__Task inputs__:
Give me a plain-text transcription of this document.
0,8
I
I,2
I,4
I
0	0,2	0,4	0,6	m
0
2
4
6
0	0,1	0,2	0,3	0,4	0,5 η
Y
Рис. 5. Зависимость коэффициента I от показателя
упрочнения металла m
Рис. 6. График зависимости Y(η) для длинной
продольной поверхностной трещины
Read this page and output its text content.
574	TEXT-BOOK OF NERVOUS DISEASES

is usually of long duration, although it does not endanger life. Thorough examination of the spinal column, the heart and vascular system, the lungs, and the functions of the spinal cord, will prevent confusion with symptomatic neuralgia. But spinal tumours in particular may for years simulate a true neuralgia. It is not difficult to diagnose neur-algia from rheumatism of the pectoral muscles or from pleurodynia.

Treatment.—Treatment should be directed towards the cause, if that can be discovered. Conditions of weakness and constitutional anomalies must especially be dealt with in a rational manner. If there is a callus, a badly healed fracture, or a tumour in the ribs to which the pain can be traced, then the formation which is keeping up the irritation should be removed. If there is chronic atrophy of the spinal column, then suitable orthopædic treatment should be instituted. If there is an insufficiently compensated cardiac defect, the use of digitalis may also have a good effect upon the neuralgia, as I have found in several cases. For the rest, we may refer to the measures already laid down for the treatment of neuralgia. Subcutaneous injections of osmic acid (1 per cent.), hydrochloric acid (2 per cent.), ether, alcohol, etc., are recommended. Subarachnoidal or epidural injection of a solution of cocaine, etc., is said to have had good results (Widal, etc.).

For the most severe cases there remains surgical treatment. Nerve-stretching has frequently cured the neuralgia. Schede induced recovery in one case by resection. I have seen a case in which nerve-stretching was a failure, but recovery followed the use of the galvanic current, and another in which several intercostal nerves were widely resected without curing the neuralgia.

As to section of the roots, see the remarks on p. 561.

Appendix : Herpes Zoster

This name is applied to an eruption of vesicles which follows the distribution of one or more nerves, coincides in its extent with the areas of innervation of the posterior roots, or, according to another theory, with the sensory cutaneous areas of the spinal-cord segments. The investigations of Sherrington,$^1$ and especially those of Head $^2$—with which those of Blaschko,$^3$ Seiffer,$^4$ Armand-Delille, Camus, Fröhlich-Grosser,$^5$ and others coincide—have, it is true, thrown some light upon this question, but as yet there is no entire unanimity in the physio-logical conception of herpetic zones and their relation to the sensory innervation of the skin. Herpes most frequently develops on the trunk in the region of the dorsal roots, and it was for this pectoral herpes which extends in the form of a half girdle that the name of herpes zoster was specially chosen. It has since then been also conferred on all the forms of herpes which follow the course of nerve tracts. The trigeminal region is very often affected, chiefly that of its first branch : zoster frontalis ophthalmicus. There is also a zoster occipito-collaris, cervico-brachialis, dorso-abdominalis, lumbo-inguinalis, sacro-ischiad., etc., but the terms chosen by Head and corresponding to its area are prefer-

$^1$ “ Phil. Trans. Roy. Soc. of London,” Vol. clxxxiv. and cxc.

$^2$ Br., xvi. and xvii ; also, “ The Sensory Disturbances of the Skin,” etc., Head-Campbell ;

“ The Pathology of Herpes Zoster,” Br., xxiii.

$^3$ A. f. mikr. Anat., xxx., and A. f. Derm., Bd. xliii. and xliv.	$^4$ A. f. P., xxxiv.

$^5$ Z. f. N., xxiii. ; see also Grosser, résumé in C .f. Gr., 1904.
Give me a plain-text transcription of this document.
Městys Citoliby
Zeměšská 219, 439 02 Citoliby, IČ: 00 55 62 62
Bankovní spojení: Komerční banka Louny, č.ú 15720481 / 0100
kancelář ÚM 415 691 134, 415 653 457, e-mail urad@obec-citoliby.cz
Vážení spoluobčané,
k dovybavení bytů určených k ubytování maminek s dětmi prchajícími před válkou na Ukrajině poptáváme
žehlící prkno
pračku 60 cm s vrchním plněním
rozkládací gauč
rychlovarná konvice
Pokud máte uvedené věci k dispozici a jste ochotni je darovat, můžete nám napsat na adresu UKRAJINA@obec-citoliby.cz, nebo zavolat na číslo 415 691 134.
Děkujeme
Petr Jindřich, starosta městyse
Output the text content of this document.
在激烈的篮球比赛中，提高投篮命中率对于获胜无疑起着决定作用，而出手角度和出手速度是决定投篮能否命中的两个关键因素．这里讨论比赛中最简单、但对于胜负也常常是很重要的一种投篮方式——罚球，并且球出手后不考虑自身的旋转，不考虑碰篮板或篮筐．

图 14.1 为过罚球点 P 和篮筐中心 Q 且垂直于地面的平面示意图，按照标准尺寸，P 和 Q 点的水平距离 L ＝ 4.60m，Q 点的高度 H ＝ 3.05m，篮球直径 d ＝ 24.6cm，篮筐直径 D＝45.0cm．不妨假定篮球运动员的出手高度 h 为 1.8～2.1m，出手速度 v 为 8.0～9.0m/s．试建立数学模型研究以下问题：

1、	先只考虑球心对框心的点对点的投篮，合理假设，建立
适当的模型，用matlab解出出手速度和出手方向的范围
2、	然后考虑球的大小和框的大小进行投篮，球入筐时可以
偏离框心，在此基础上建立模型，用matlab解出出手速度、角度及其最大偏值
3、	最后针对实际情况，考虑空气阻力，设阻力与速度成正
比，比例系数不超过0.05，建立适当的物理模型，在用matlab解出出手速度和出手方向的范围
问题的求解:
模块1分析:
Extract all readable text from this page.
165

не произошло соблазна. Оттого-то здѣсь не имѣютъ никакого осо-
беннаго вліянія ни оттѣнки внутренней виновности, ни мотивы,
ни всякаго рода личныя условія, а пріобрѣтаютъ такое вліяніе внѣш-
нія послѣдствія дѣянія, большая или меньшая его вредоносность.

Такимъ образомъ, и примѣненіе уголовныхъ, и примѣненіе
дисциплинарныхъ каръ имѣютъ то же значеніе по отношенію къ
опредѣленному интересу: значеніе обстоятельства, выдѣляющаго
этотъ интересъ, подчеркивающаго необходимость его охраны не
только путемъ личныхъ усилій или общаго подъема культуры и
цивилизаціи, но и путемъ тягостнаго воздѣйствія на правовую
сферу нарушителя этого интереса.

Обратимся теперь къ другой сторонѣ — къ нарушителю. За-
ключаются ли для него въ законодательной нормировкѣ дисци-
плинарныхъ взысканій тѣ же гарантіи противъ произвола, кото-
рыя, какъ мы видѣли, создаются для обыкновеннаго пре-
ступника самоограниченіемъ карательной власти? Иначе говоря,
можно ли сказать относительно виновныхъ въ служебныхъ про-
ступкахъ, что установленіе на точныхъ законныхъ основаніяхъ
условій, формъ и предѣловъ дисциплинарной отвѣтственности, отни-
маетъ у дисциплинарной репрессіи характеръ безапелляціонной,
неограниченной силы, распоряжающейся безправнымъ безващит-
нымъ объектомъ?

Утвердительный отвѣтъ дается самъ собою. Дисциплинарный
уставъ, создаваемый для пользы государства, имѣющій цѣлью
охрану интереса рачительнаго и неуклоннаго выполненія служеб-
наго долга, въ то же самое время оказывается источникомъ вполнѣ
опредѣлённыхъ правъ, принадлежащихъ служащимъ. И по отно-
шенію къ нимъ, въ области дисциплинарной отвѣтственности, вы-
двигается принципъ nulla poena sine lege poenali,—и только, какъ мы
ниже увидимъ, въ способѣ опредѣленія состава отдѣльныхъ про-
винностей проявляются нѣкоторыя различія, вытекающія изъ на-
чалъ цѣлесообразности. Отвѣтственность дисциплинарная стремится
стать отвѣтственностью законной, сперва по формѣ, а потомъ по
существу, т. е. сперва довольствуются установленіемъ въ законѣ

__Problem description__: Copy out the whole listing, exactly as written.

__Final result__:
Give me a plain-text transcription of this document.
0,8
I
I,2
I,4
I
0	0,2	0,4	0,6	m
0
2
4
6
0	0,1	0,2	0,3	0,4	0,5 η
Y
Рис. 5. Зависимость коэффициента I от показателя
упрочнения металла m
Рис. 6. График зависимости Y(η) для длинной
продольной поверхностной трещины
Read this page and output its text content.
574	TEXT-BOOK OF NERVOUS DISEASES

is usually of long duration, although it does not endanger life. Thorough examination of the spinal column, the heart and vascular system, the lungs, and the functions of the spinal cord, will prevent confusion with symptomatic neuralgia. But spinal tumours in particular may for years simulate a true neuralgia. It is not difficult to diagnose neur-algia from rheumatism of the pectoral muscles or from pleurodynia.

Treatment.—Treatment should be directed towards the cause, if that can be discovered. Conditions of weakness and constitutional anomalies must especially be dealt with in a rational manner. If there is a callus, a badly healed fracture, or a tumour in the ribs to which the pain can be traced, then the formation which is keeping up the irritation should be removed. If there is chronic atrophy of the spinal column, then suitable orthopædic treatment should be instituted. If there is an insufficiently compensated cardiac defect, the use of digitalis may also have a good effect upon the neuralgia, as I have found in several cases. For the rest, we may refer to the measures already laid down for the treatment of neuralgia. Subcutaneous injections of osmic acid (1 per cent.), hydrochloric acid (2 per cent.), ether, alcohol, etc., are recommended. Subarachnoidal or epidural injection of a solution of cocaine, etc., is said to have had good results (Widal, etc.).

For the most severe cases there remains surgical treatment. Nerve-stretching has frequently cured the neuralgia. Schede induced recovery in one case by resection. I have seen a case in which nerve-stretching was a failure, but recovery followed the use of the galvanic current, and another in which several intercostal nerves were widely resected without curing the neuralgia.

As to section of the roots, see the remarks on p. 561.

Appendix : Herpes Zoster

This name is applied to an eruption of vesicles which follows the distribution of one or more nerves, coincides in its extent with the areas of innervation of the posterior roots, or, according to another theory, with the sensory cutaneous areas of the spinal-cord segments. The investigations of Sherrington,$^1$ and especially those of Head $^2$—with which those of Blaschko,$^3$ Seiffer,$^4$ Armand-Delille, Camus, Fröhlich-Grosser,$^5$ and others coincide—have, it is true, thrown some light upon this question, but as yet there is no entire unanimity in the physio-logical conception of herpetic zones and their relation to the sensory innervation of the skin. Herpes most frequently develops on the trunk in the region of the dorsal roots, and it was for this pectoral herpes which extends in the form of a half girdle that the name of herpes zoster was specially chosen. It has since then been also conferred on all the forms of herpes which follow the course of nerve tracts. The trigeminal region is very often affected, chiefly that of its first branch : zoster frontalis ophthalmicus. There is also a zoster occipito-collaris, cervico-brachialis, dorso-abdominalis, lumbo-inguinalis, sacro-ischiad., etc., but the terms chosen by Head and corresponding to its area are prefer-

$^1$ “ Phil. Trans. Roy. Soc. of London,” Vol. clxxxiv. and cxc.

$^2$ Br., xvi. and xvii ; also, “ The Sensory Disturbances of the Skin,” etc., Head-Campbell ;

“ The Pathology of Herpes Zoster,” Br., xxiii.

$^3$ A. f. mikr. Anat., xxx., and A. f. Derm., Bd. xliii. and xliv.	$^4$ A. f. P., xxxiv.

$^5$ Z. f. N., xxiii. ; see also Grosser, résumé in C .f. Gr., 1904.
Give me a plain-text transcription of this document.
Městys Citoliby
Zeměšská 219, 439 02 Citoliby, IČ: 00 55 62 62
Bankovní spojení: Komerční banka Louny, č.ú 15720481 / 0100
kancelář ÚM 415 691 134, 415 653 457, e-mail urad@obec-citoliby.cz
Vážení spoluobčané,
k dovybavení bytů určených k ubytování maminek s dětmi prchajícími před válkou na Ukrajině poptáváme
žehlící prkno
pračku 60 cm s vrchním plněním
rozkládací gauč
rychlovarná konvice
Pokud máte uvedené věci k dispozici a jste ochotni je darovat, můžete nám napsat na adresu UKRAJINA@obec-citoliby.cz, nebo zavolat na číslo 415 691 134.
Děkujeme
Petr Jindřich, starosta městyse
Output the text content of this document.
在激烈的篮球比赛中，提高投篮命中率对于获胜无疑起着决定作用，而出手角度和出手速度是决定投篮能否命中的两个关键因素．这里讨论比赛中最简单、但对于胜负也常常是很重要的一种投篮方式——罚球，并且球出手后不考虑自身的旋转，不考虑碰篮板或篮筐．

图 14.1 为过罚球点 P 和篮筐中心 Q 且垂直于地面的平面示意图，按照标准尺寸，P 和 Q 点的水平距离 L ＝ 4.60m，Q 点的高度 H ＝ 3.05m，篮球直径 d ＝ 24.6cm，篮筐直径 D＝45.0cm．不妨假定篮球运动员的出手高度 h 为 1.8～2.1m，出手速度 v 为 8.0～9.0m/s．试建立数学模型研究以下问题：

1、	先只考虑球心对框心的点对点的投篮，合理假设，建立
适当的模型，用matlab解出出手速度和出手方向的范围
2、	然后考虑球的大小和框的大小进行投篮，球入筐时可以
偏离框心，在此基础上建立模型，用matlab解出出手速度、角度及其最大偏值
3、	最后针对实际情况，考虑空气阻力，设阻力与速度成正
比，比例系数不超过0.05，建立适当的物理模型，在用matlab解出出手速度和出手方向的范围
问题的求解:
模块1分析:
Extract all readable text from this page.
165

не произошло соблазна. Оттого-то здѣсь не имѣютъ никакого осо-
беннаго вліянія ни оттѣнки внутренней виновности, ни мотивы,
ни всякаго рода личныя условія, а пріобрѣтаютъ такое вліяніе внѣш-
нія послѣдствія дѣянія, большая или меньшая его вредоносность.

Такимъ образомъ, и примѣненіе уголовныхъ, и примѣненіе
дисциплинарныхъ каръ имѣютъ то же значеніе по отношенію къ
опредѣленному интересу: значеніе обстоятельства, выдѣляющаго
этотъ интересъ, подчеркивающаго необходимость его охраны не
только путемъ личныхъ усилій или общаго подъема культуры и
цивилизаціи, но и путемъ тягостнаго воздѣйствія на правовую
сферу нарушителя этого интереса.

Обратимся теперь къ другой сторонѣ — къ нарушителю. За-
ключаются ли для него въ законодательной нормировкѣ дисци-
плинарныхъ взысканій тѣ же гарантіи противъ произвола, кото-
рыя, какъ мы видѣли, создаются для обыкновеннаго пре-
ступника самоограниченіемъ карательной власти? Иначе говоря,
можно ли сказать относительно виновныхъ въ служебныхъ про-
ступкахъ, что установленіе на точныхъ законныхъ основаніяхъ
условій, формъ и предѣловъ дисциплинарной отвѣтственности, отни-
маетъ у дисциплинарной репрессіи характеръ безапелляціонной,
неограниченной силы, распоряжающейся безправнымъ безващит-
нымъ объектомъ?

Утвердительный отвѣтъ дается самъ собою. Дисциплинарный
уставъ, создаваемый для пользы государства, имѣющій цѣлью
охрану интереса рачительнаго и неуклоннаго выполненія служеб-
наго долга, въ то же самое время оказывается источникомъ вполнѣ
опредѣлённыхъ правъ, принадлежащихъ служащимъ. И по отно-
шенію къ нимъ, въ области дисциплинарной отвѣтственности, вы-
двигается принципъ nulla poena sine lege poenali,—и только, какъ мы
ниже увидимъ, въ способѣ опредѣленія состава отдѣльныхъ про-
винностей проявляются нѣкоторыя различія, вытекающія изъ на-
чалъ цѣлесообразности. Отвѣтственность дисциплинарная стремится
стать отвѣтственностью законной, сперва по формѣ, а потомъ по
существу, т. е. сперва довольствуются установленіемъ въ законѣ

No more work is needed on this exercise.